- [Objective] Of the lines in the listing, how many include the string "name"? Write the number and nothing else.

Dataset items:
===============

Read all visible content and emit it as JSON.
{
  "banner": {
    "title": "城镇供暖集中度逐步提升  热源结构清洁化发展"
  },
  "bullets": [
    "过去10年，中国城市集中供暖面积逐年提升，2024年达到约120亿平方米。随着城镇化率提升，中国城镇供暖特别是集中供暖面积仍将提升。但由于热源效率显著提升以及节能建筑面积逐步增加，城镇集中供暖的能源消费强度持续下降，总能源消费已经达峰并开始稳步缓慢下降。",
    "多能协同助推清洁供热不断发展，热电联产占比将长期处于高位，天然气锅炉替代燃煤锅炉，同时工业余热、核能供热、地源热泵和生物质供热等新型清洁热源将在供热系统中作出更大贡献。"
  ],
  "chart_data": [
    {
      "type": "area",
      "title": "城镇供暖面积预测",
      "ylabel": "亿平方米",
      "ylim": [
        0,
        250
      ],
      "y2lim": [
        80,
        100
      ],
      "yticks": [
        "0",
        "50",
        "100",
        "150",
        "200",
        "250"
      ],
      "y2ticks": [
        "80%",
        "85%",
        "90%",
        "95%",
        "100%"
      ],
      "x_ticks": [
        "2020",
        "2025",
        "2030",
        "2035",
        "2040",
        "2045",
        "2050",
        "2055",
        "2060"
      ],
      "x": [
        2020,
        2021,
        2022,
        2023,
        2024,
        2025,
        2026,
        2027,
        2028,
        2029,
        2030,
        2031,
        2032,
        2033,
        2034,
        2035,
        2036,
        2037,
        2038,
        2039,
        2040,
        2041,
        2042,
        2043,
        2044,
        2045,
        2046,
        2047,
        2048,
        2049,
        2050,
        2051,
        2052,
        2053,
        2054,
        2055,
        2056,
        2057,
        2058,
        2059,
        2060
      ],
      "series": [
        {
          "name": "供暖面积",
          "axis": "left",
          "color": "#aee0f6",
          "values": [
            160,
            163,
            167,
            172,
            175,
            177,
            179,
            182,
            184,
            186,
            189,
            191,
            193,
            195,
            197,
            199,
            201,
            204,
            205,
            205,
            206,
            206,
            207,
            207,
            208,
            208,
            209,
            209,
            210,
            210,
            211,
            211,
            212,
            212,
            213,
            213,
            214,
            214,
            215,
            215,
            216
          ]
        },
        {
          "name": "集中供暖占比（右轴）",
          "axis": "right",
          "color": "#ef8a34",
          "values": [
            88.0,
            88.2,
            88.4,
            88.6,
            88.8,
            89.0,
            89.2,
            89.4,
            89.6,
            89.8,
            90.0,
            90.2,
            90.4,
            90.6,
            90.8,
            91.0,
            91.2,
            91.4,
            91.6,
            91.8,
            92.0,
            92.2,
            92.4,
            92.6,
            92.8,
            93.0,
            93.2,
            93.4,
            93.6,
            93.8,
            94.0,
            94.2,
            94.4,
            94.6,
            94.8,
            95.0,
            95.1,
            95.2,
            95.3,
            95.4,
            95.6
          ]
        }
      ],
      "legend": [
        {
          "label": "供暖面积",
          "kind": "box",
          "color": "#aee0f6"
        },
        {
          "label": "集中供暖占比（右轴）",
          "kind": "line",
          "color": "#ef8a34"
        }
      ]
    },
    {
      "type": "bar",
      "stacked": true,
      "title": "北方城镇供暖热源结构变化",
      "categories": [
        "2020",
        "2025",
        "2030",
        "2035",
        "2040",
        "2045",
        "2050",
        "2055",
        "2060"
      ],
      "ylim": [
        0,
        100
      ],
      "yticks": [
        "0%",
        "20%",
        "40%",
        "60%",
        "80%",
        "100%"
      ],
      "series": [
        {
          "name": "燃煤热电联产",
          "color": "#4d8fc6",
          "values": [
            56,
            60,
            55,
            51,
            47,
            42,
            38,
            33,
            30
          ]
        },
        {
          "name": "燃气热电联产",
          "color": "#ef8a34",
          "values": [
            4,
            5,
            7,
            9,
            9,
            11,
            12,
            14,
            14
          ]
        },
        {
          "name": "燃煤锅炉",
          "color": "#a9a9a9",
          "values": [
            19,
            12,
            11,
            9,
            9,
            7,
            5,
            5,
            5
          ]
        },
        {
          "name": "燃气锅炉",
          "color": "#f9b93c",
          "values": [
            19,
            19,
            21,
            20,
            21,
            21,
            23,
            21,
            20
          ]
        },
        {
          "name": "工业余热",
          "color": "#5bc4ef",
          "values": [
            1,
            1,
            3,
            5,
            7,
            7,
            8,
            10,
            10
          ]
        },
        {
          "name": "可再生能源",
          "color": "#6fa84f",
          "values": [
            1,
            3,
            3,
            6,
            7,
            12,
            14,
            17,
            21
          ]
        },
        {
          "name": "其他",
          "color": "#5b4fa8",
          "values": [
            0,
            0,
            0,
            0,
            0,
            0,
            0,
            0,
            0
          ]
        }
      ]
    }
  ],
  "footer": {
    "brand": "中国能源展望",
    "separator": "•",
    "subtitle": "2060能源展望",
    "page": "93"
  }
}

===============

- [Correct answer] 9